[Stored data]
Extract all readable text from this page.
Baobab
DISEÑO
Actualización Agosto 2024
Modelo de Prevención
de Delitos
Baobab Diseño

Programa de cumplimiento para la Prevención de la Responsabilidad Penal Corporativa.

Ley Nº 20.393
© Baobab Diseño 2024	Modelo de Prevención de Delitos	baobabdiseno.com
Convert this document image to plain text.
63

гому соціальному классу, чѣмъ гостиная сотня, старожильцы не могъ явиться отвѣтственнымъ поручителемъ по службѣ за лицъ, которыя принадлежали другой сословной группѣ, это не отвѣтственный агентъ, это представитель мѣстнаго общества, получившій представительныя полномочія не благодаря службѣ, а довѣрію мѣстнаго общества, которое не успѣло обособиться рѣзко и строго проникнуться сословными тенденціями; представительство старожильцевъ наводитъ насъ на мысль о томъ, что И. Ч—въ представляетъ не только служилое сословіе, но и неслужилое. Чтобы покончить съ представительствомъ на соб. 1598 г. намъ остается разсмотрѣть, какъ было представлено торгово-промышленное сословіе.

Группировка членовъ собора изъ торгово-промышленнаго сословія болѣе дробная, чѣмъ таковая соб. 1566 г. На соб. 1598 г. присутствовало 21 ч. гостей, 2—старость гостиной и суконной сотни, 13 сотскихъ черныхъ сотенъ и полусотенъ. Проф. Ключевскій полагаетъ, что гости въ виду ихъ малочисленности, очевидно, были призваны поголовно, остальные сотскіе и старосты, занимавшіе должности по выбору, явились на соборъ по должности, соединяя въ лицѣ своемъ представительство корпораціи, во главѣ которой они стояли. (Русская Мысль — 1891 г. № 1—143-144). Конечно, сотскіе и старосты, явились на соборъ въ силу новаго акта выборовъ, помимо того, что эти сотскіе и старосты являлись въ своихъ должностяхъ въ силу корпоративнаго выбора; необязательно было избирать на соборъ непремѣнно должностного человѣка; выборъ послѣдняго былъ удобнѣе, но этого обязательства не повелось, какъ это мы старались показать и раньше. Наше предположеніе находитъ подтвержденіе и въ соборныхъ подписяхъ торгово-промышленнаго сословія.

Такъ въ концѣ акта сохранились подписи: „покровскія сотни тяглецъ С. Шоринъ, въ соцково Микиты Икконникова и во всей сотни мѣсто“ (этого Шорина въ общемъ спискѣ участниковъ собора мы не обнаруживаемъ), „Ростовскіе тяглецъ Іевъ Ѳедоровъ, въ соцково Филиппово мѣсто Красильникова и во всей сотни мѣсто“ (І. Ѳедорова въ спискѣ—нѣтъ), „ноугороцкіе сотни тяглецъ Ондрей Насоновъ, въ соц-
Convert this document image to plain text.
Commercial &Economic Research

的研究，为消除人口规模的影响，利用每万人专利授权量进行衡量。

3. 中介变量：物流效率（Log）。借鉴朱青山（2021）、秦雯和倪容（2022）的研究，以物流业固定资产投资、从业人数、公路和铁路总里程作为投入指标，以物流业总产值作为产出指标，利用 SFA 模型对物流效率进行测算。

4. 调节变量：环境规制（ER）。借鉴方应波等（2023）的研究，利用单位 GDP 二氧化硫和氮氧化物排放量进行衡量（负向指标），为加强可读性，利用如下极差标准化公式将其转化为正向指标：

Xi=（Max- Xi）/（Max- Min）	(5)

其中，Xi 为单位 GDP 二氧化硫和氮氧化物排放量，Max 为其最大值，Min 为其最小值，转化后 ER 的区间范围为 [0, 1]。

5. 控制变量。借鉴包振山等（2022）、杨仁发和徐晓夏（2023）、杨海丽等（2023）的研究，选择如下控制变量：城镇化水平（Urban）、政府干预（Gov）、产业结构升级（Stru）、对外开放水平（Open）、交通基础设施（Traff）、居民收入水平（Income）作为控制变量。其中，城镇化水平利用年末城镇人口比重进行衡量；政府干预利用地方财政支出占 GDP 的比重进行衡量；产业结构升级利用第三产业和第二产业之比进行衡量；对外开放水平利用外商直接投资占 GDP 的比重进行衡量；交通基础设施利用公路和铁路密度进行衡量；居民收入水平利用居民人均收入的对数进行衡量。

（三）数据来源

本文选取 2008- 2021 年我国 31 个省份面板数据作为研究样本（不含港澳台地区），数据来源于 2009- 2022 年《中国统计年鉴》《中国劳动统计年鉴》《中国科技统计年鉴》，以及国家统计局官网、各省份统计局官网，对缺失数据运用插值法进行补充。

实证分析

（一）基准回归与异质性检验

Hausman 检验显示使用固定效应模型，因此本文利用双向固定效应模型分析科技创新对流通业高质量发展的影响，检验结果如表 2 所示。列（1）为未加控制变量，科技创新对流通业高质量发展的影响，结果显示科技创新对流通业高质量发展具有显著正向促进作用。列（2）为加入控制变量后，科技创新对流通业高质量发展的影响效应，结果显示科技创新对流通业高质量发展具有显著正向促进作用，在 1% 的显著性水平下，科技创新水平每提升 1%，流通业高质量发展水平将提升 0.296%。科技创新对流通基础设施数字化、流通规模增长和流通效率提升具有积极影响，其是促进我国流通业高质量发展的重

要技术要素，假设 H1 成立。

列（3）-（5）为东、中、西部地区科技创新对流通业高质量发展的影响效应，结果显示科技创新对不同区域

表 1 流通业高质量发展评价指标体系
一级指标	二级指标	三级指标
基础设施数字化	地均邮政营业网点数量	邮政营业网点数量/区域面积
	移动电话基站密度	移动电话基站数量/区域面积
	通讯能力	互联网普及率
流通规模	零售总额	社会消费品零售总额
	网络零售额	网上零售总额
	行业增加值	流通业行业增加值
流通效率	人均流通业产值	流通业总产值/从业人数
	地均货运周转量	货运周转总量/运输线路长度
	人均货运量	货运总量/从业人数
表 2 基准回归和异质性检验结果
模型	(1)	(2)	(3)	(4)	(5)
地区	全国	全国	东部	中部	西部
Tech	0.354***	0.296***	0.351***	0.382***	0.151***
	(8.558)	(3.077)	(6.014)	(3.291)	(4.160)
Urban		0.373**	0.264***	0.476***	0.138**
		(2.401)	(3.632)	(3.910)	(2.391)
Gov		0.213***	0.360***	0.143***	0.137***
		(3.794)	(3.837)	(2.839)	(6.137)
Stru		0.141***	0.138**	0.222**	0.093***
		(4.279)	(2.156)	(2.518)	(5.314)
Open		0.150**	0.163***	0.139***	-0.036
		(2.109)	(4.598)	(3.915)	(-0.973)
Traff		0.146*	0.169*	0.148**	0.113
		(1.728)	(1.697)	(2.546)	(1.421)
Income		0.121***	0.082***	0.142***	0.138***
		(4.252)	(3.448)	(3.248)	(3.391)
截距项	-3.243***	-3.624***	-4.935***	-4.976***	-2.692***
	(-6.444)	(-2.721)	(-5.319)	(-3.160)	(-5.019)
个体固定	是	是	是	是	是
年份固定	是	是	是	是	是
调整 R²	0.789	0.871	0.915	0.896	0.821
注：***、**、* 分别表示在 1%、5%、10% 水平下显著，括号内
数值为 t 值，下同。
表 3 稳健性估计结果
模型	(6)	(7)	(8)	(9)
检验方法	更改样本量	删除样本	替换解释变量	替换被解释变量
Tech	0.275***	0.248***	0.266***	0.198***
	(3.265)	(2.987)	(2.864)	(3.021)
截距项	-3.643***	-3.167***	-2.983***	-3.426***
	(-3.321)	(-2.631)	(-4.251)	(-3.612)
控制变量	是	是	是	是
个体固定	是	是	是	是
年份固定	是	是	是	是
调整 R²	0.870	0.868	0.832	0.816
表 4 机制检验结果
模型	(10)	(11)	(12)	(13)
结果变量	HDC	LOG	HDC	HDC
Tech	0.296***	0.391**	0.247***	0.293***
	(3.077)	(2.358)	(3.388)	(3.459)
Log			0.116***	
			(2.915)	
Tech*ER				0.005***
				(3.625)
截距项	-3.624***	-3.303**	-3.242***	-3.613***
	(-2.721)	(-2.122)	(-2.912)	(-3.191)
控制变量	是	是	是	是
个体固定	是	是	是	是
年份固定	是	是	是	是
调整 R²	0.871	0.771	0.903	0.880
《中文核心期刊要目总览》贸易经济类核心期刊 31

→ What is being asked:
Search the listing for the word "Delitos" and return each line that holds it.

→ Expected output:
de Delitos
© Baobab Diseño 2024	Modelo de Prevención de Delitos	baobabdiseno.com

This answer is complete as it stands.